■ Aim of the task: Filter this data down to the lines that hold "liver", and copy them.

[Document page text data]
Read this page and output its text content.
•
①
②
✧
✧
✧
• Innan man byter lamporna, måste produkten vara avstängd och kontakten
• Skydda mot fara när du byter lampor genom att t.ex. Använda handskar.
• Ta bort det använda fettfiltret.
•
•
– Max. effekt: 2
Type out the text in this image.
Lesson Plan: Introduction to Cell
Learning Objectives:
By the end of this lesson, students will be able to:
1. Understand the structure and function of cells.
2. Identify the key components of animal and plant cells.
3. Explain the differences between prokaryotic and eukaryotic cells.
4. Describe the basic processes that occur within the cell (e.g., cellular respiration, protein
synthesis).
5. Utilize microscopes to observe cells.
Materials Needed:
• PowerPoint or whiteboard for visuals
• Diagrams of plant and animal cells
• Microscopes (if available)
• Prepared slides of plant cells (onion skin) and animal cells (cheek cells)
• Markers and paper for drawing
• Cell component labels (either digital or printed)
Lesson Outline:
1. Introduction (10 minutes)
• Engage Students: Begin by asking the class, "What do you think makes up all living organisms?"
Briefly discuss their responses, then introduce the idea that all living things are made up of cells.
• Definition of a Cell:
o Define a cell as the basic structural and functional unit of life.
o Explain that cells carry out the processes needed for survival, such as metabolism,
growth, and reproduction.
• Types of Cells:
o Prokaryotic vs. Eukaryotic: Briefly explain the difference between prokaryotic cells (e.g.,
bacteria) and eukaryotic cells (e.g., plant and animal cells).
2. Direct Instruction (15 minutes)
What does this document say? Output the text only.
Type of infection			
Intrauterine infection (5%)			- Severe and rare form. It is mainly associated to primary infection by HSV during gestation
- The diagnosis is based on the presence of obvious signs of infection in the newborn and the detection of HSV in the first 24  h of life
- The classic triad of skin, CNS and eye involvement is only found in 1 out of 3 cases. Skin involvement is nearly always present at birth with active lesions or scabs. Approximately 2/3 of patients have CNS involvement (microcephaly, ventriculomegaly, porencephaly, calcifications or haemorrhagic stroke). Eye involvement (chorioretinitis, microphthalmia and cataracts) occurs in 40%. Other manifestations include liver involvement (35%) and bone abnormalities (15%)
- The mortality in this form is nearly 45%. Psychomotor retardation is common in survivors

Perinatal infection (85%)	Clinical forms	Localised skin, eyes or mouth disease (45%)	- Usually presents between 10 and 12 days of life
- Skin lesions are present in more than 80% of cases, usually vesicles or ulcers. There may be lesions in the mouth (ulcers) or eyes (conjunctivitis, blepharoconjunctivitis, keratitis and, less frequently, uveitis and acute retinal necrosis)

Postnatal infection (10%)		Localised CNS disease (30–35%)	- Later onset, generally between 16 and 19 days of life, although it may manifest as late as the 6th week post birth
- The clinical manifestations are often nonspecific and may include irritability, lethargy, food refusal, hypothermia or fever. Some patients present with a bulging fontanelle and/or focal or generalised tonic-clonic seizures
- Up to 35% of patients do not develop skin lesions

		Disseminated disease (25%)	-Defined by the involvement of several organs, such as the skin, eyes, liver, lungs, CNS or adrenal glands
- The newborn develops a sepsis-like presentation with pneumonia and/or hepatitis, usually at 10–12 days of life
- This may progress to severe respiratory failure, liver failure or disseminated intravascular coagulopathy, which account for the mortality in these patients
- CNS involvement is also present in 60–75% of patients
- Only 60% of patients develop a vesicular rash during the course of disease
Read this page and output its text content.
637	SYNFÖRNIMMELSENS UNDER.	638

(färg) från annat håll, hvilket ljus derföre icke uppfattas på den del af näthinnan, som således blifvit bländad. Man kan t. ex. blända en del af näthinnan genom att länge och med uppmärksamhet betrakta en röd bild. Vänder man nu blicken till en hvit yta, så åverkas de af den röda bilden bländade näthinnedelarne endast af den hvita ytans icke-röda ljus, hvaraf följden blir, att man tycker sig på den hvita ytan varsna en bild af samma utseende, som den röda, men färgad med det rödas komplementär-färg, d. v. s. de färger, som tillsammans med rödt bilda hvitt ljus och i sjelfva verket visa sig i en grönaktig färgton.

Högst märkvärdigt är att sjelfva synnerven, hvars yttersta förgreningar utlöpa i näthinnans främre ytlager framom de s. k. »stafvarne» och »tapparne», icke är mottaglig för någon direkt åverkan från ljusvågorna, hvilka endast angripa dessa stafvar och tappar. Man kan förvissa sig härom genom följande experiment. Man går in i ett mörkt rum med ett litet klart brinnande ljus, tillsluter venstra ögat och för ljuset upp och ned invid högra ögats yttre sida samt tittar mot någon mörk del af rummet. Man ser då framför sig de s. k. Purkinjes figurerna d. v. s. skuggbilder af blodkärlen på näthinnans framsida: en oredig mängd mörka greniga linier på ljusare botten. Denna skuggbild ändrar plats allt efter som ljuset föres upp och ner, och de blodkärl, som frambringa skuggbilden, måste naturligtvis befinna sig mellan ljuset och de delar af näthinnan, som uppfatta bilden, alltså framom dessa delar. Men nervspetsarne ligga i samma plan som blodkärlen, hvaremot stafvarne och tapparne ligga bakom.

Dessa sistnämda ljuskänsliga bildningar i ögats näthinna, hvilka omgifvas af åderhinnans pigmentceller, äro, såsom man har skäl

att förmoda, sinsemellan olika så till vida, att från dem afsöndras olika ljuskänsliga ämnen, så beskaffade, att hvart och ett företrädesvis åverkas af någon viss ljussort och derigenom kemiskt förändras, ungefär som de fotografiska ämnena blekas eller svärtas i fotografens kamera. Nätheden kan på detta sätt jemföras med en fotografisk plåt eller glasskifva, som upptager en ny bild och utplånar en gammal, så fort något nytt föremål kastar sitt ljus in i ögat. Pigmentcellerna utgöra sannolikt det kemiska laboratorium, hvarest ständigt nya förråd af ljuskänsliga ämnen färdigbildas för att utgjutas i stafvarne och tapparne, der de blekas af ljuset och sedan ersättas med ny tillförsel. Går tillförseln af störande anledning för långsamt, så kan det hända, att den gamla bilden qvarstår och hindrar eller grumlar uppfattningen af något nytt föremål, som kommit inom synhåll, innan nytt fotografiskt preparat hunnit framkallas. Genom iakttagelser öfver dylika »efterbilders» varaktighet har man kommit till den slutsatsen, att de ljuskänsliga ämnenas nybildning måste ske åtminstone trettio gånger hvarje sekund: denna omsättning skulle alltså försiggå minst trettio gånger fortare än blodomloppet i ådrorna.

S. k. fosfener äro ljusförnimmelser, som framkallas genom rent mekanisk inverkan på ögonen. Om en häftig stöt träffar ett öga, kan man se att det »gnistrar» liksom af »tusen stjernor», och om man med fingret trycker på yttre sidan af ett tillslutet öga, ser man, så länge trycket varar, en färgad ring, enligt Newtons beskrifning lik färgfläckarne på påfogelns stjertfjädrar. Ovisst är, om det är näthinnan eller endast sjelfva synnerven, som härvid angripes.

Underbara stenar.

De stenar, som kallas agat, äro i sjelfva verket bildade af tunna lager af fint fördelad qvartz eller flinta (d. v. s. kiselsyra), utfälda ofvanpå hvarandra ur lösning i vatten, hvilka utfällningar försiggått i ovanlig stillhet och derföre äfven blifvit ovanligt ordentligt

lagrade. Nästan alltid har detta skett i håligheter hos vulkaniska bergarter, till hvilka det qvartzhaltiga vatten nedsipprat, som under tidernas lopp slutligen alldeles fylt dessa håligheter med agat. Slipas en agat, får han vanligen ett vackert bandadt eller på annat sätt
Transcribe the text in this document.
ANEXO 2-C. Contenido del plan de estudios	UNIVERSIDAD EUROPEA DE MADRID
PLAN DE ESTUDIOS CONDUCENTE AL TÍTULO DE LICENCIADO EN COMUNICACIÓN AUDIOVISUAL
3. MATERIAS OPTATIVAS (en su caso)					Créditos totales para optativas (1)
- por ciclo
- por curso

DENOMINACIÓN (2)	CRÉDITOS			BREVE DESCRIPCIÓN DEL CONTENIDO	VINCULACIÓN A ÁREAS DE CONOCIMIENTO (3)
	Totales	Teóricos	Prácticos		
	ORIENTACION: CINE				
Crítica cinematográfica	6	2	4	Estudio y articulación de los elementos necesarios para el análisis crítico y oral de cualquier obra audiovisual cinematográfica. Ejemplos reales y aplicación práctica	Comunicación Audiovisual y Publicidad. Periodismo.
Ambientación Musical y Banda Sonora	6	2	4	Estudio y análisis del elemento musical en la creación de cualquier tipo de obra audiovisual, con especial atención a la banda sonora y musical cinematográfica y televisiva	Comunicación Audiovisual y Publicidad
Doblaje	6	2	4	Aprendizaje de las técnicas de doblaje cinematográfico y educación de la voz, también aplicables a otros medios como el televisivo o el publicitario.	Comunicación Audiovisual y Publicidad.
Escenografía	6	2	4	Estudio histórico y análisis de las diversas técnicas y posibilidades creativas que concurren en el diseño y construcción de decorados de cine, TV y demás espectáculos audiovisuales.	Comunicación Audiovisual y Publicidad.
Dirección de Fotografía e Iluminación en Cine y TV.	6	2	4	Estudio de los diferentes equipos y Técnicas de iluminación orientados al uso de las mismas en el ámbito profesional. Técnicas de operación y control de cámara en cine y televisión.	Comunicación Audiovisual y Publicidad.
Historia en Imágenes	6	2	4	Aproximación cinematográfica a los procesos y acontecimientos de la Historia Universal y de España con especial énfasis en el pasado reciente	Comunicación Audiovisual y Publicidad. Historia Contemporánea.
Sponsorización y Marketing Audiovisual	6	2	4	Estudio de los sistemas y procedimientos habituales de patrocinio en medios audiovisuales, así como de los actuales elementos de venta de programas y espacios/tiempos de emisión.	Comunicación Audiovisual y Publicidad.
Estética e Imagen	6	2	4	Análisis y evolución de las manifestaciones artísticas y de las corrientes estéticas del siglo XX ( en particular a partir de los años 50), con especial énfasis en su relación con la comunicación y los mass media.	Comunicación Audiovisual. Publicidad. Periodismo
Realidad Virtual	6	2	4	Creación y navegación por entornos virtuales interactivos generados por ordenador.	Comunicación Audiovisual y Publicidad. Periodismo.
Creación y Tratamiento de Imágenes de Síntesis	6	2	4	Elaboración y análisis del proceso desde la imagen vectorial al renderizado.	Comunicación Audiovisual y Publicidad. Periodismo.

■ Reply to the exercise:
- The classic triad of skin, CNS and eye involvement is only found in 1 out of 3 cases. Skin involvement is nearly always present at birth with active lesions or scabs. Approximately 2/3 of patients have CNS involvement (microcephaly, ventriculomegaly, porencephaly, calcifications or haemorrhagic stroke). Eye involvement (chorioretinitis, microphthalmia and cataracts) occurs in 40%. Other manifestations include liver involvement (35%) and bone abnormalities (15%)
		Disseminated disease (25%)	-Defined by the involvement of several organs, such as the skin, eyes, liver, lungs, CNS or adrenal glands
- This may progress to severe respiratory failure, liver failure or disseminated intravascular coagulopathy, which account for the mortality in these patients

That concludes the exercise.